CHALLENGE |
Reproduce every record below exactly as it appears.

Data excerpts:
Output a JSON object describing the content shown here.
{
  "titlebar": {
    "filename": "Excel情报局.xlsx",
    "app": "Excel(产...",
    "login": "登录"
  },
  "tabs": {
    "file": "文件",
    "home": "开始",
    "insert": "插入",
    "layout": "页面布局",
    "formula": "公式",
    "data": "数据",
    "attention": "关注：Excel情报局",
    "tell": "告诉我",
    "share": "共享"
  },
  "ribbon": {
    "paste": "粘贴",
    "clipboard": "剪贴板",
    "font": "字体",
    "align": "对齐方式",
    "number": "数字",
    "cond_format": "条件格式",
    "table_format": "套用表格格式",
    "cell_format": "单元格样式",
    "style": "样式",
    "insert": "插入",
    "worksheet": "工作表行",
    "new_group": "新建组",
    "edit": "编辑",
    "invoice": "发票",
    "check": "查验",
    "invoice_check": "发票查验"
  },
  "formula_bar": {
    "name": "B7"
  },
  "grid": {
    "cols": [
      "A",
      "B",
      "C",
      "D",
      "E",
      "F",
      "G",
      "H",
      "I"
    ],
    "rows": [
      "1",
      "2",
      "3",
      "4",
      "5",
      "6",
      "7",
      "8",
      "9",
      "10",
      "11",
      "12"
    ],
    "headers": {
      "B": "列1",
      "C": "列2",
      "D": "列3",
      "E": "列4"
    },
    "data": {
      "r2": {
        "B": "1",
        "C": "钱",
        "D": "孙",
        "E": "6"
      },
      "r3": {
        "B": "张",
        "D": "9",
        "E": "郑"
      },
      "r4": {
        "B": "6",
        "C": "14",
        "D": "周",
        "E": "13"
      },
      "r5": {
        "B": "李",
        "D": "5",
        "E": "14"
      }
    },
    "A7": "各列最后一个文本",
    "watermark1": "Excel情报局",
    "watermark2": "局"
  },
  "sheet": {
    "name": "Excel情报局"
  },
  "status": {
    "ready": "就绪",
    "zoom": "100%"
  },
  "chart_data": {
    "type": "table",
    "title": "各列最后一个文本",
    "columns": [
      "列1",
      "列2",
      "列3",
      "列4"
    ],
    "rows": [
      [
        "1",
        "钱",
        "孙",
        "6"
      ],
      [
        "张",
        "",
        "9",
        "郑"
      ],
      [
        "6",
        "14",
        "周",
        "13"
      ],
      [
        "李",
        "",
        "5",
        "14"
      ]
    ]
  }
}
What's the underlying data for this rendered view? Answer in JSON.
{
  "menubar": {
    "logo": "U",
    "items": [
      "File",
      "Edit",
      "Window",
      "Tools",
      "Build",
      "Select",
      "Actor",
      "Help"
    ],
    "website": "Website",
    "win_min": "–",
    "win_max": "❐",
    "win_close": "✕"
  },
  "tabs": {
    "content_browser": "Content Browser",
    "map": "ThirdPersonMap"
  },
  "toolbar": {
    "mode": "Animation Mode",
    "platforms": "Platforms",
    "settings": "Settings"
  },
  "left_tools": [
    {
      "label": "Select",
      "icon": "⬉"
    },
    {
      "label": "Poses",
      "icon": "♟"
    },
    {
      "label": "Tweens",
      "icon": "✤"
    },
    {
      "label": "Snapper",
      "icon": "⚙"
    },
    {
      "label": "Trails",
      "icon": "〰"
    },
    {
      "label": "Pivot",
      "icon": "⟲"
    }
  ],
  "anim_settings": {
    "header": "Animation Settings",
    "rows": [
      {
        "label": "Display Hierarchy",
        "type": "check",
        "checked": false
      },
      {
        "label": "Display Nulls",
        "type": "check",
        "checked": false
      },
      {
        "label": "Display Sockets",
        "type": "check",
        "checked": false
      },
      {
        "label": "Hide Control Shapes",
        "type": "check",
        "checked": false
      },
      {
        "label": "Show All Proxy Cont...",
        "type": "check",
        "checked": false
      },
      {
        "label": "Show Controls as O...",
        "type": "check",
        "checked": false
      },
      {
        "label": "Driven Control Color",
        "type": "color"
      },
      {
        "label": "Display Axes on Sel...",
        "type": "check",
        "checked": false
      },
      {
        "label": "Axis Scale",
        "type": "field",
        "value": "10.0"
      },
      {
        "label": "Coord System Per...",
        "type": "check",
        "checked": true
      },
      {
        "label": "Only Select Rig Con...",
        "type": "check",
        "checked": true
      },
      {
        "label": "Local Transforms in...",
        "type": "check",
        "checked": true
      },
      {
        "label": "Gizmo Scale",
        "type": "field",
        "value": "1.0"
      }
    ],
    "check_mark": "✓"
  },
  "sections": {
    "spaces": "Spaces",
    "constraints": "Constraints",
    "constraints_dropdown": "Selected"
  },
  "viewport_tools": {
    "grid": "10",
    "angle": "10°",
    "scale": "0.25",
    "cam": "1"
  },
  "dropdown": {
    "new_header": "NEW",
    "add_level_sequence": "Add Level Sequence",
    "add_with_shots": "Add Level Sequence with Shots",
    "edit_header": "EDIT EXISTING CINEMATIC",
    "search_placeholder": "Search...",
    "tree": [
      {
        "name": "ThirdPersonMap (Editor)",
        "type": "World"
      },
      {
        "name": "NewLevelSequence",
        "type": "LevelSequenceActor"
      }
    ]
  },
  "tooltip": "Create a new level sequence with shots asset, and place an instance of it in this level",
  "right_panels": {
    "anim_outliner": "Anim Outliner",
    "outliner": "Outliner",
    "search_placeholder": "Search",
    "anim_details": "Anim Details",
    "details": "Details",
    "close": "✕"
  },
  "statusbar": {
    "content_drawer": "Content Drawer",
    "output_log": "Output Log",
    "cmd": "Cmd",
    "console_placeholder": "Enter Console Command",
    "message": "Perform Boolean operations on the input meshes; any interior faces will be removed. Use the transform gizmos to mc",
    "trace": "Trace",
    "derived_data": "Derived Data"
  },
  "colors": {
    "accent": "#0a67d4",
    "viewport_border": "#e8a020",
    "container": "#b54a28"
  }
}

WORKED SOLUTION |
Output a JSON object describing the content shown here.
{
  "titlebar": {
    "filename": "Excel情报局.xlsx",
    "app": "Excel(产...",
    "login": "登录"
  },
  "tabs": {
    "file": "文件",
    "home": "开始",
    "insert": "插入",
    "layout": "页面布局",
    "formula": "公式",
    "data": "数据",
    "attention": "关注：Excel情报局",
    "tell": "告诉我",
    "share": "共享"
  },
  "ribbon": {
    "paste": "粘贴",
    "clipboard": "剪贴板",
    "font": "字体",
    "align": "对齐方式",
    "number": "数字",
    "cond_format": "条件格式",
    "table_format": "套用表格格式",
    "cell_format": "单元格样式",
    "style": "样式",
    "insert": "插入",
    "worksheet": "工作表行",
    "new_group": "新建组",
    "edit": "编辑",
    "invoice": "发票",
    "check": "查验",
    "invoice_check": "发票查验"
  },
  "formula_bar": {
    "name": "B7"
  },
  "grid": {
    "cols": [
      "A",
      "B",
      "C",
      "D",
      "E",
      "F",
      "G",
      "H",
      "I"
    ],
    "rows": [
      "1",
      "2",
      "3",
      "4",
      "5",
      "6",
      "7",
      "8",
      "9",
      "10",
      "11",
      "12"
    ],
    "headers": {
      "B": "列1",
      "C": "列2",
      "D": "列3",
      "E": "列4"
    },
    "data": {
      "r2": {
        "B": "1",
        "C": "钱",
        "D": "孙",
        "E": "6"
      },
      "r3": {
        "B": "张",
        "D": "9",
        "E": "郑"
      },
      "r4": {
        "B": "6",
        "C": "14",
        "D": "周",
        "E": "13"
      },
      "r5": {
        "B": "李",
        "D": "5",
        "E": "14"
      }
    },
    "A7": "各列最后一个文本",
    "watermark1": "Excel情报局",
    "watermark2": "局"
  },
  "sheet": {
    "name": "Excel情报局"
  },
  "status": {
    "ready": "就绪",
    "zoom": "100%"
  },
  "chart_data": {
    "type": "table",
    "title": "各列最后一个文本",
    "columns": [
      "列1",
      "列2",
      "列3",
      "列4"
    ],
    "rows": [
      [
        "1",
        "钱",
        "孙",
        "6"
      ],
      [
        "张",
        "",
        "9",
        "郑"
      ],
      [
        "6",
        "14",
        "周",
        "13"
      ],
      [
        "李",
        "",
        "5",
        "14"
      ]
    ]
  }
}
What's the underlying data for this rendered view? Answer in JSON.
{
  "menubar": {
    "logo": "U",
    "items": [
      "File",
      "Edit",
      "Window",
      "Tools",
      "Build",
      "Select",
      "Actor",
      "Help"
    ],
    "website": "Website",
    "win_min": "–",
    "win_max": "❐",
    "win_close": "✕"
  },
  "tabs": {
    "content_browser": "Content Browser",
    "map": "ThirdPersonMap"
  },
  "toolbar": {
    "mode": "Animation Mode",
    "platforms": "Platforms",
    "settings": "Settings"
  },
  "left_tools": [
    {
      "label": "Select",
      "icon": "⬉"
    },
    {
      "label": "Poses",
      "icon": "♟"
    },
    {
      "label": "Tweens",
      "icon": "✤"
    },
    {
      "label": "Snapper",
      "icon": "⚙"
    },
    {
      "label": "Trails",
      "icon": "〰"
    },
    {
      "label": "Pivot",
      "icon": "⟲"
    }
  ],
  "anim_settings": {
    "header": "Animation Settings",
    "rows": [
      {
        "label": "Display Hierarchy",
        "type": "check",
        "checked": false
      },
      {
        "label": "Display Nulls",
        "type": "check",
        "checked": false
      },
      {
        "label": "Display Sockets",
        "type": "check",
        "checked": false
      },
      {
        "label": "Hide Control Shapes",
        "type": "check",
        "checked": false
      },
      {
        "label": "Show All Proxy Cont...",
        "type": "check",
        "checked": false
      },
      {
        "label": "Show Controls as O...",
        "type": "check",
        "checked": false
      },
      {
        "label": "Driven Control Color",
        "type": "color"
      },
      {
        "label": "Display Axes on Sel...",
        "type": "check",
        "checked": false
      },
      {
        "label": "Axis Scale",
        "type": "field",
        "value": "10.0"
      },
      {
        "label": "Coord System Per...",
        "type": "check",
        "checked": true
      },
      {
        "label": "Only Select Rig Con...",
        "type": "check",
        "checked": true
      },
      {
        "label": "Local Transforms in...",
        "type": "check",
        "checked": true
      },
      {
        "label": "Gizmo Scale",
        "type": "field",
        "value": "1.0"
      }
    ],
    "check_mark": "✓"
  },
  "sections": {
    "spaces": "Spaces",
    "constraints": "Constraints",
    "constraints_dropdown": "Selected"
  },
  "viewport_tools": {
    "grid": "10",
    "angle": "10°",
    "scale": "0.25",
    "cam": "1"
  },
  "dropdown": {
    "new_header": "NEW",
    "add_level_sequence": "Add Level Sequence",
    "add_with_shots": "Add Level Sequence with Shots",
    "edit_header": "EDIT EXISTING CINEMATIC",
    "search_placeholder": "Search...",
    "tree": [
      {
        "name": "ThirdPersonMap (Editor)",
        "type": "World"
      },
      {
        "name": "NewLevelSequence",
        "type": "LevelSequenceActor"
      }
    ]
  },
  "tooltip": "Create a new level sequence with shots asset, and place an instance of it in this level",
  "right_panels": {
    "anim_outliner": "Anim Outliner",
    "outliner": "Outliner",
    "search_placeholder": "Search",
    "anim_details": "Anim Details",
    "details": "Details",
    "close": "✕"
  },
  "statusbar": {
    "content_drawer": "Content Drawer",
    "output_log": "Output Log",
    "cmd": "Cmd",
    "console_placeholder": "Enter Console Command",
    "message": "Perform Boolean operations on the input meshes; any interior faces will be removed. Use the transform gizmos to mc",
    "trace": "Trace",
    "derived_data": "Derived Data"
  },
  "colors": {
    "accent": "#0a67d4",
    "viewport_border": "#e8a020",
    "container": "#b54a28"
  }
}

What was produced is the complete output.